TASK GOAL ::
Below are some records. Copy every line in them that holds "clause".

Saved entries
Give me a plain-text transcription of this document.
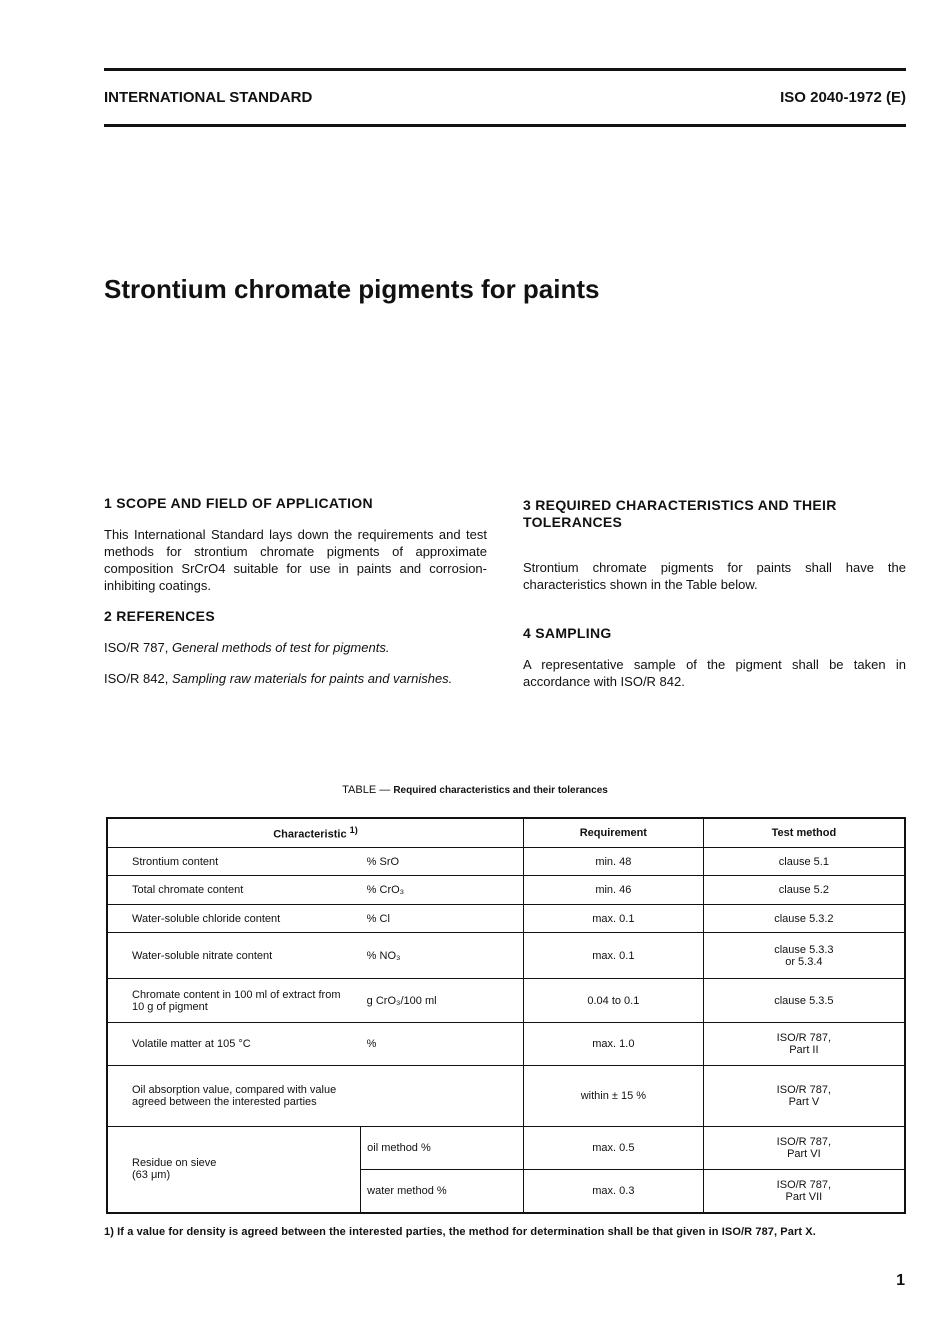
INTERNATIONAL STANDARD	ISO 2040-1972 (E)
Strontium chromate pigments for paints
1 SCOPE AND FIELD OF APPLICATION

This International Standard lays down the requirements and test methods for strontium chromate pigments of approximate composition SrCrO4 suitable for use in paints and corrosion-inhibiting coatings.

2 REFERENCES

ISO/R 787, General methods of test for pigments.

ISO/R 842, Sampling raw materials for paints and varnishes.

3 REQUIRED CHARACTERISTICS AND THEIR TOLERANCES

Strontium chromate pigments for paints shall have the characteristics shown in the Table below.

4 SAMPLING

A representative sample of the pigment shall be taken in accordance with ISO/R 842.

TABLE — Required characteristics and their tolerances
Characteristic $^{1)}$		Requirement	Test method
Strontium content	% SrO	min. 48	clause 5.1
Total chromate content	% CrO₃	min. 46	clause 5.2
Water-soluble chloride content	% Cl	max. 0.1	clause 5.3.2
Water-soluble nitrate content	% NO₃	max. 0.1	clause 5.3.3
or 5.3.4
Chromate content in 100 ml of extract from 10 g of pigment	g CrO₃/100 ml	0.04 to 0.1	clause 5.3.5
Volatile matter at 105 °C	%	max. 1.0	ISO/R 787,
Part II
Oil absorption value, compared with value agreed between the interested parties		within ± 15 %	ISO/R 787,
Part V
Residue on sieve
(63 μm)	oil method %	max. 0.5	ISO/R 787,
Part VI
	water method %	max. 0.3	ISO/R 787,
Part VII
1) If a value for density is agreed between the interested parties, the method for determination shall be that given in ISO/R 787, Part X.
1
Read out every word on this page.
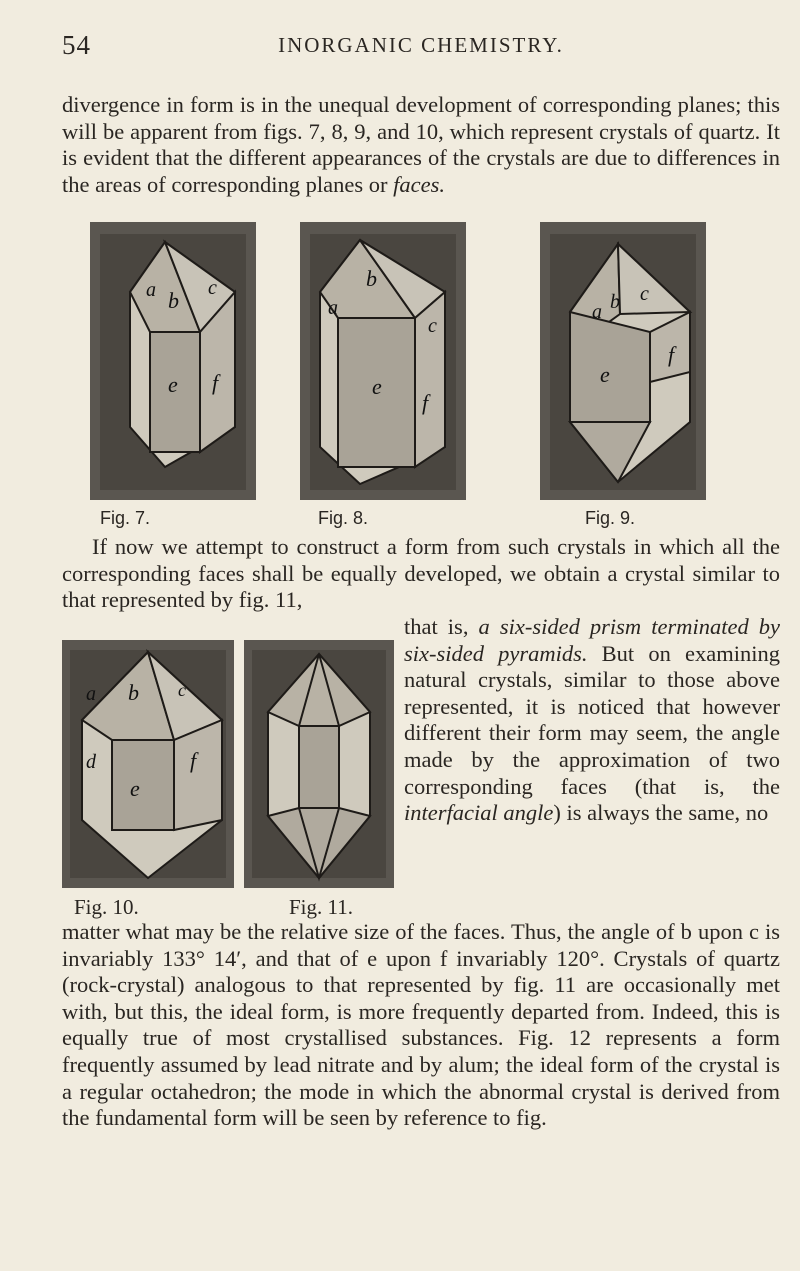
54	INORGANIC CHEMISTRY.

divergence in form is in the unequal development of corresponding planes; this will be apparent from figs. 7, 8, 9, and 10, which represent crystals of quartz. It is evident that the different appearances of the crystals are due to differences in the areas of corresponding planes or faces.

a b c
e f
Fig. 7.
a
b
c
e
f
Fig. 8.
a b c
e
f
Fig. 9.

If now we attempt to construct a form from such crystals in which all the corresponding faces shall be equally developed, we obtain a crystal similar to that represented by fig. 11,

a b c
d
e
f
Fig. 10.	Fig. 11.

that is, a six-sided prism terminated by six-sided pyramids. But on examining natural crystals, similar to those above represented, it is noticed that however different their form may seem, the angle made by the approximation of two corresponding faces (that is, the interfacial angle) is always the same, no

matter what may be the relative size of the faces. Thus, the angle of b upon c is invariably 133° 14′, and that of e upon f invariably 120°. Crystals of quartz (rock-crystal) analogous to that represented by fig. 11 are occasionally met with, but this, the ideal form, is more frequently departed from. Indeed, this is equally true of most crystallised substances. Fig. 12 represents a form frequently assumed by lead nitrate and by alum; the ideal form of the crystal is a regular octahedron; the mode in which the abnormal crystal is derived from the fundamental form will be seen by reference to fig.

SOLUTION TO THIS EXERCISE ::
Strontium content	% SrO	min. 48	clause 5.1
Total chromate content	% CrO₃	min. 46	clause 5.2
Water-soluble chloride content	% Cl	max. 0.1	clause 5.3.2
Water-soluble nitrate content	% NO₃	max. 0.1	clause 5.3.3
Chromate content in 100 ml of extract from 10 g of pigment	g CrO₃/100 ml	0.04 to 0.1	clause 5.3.5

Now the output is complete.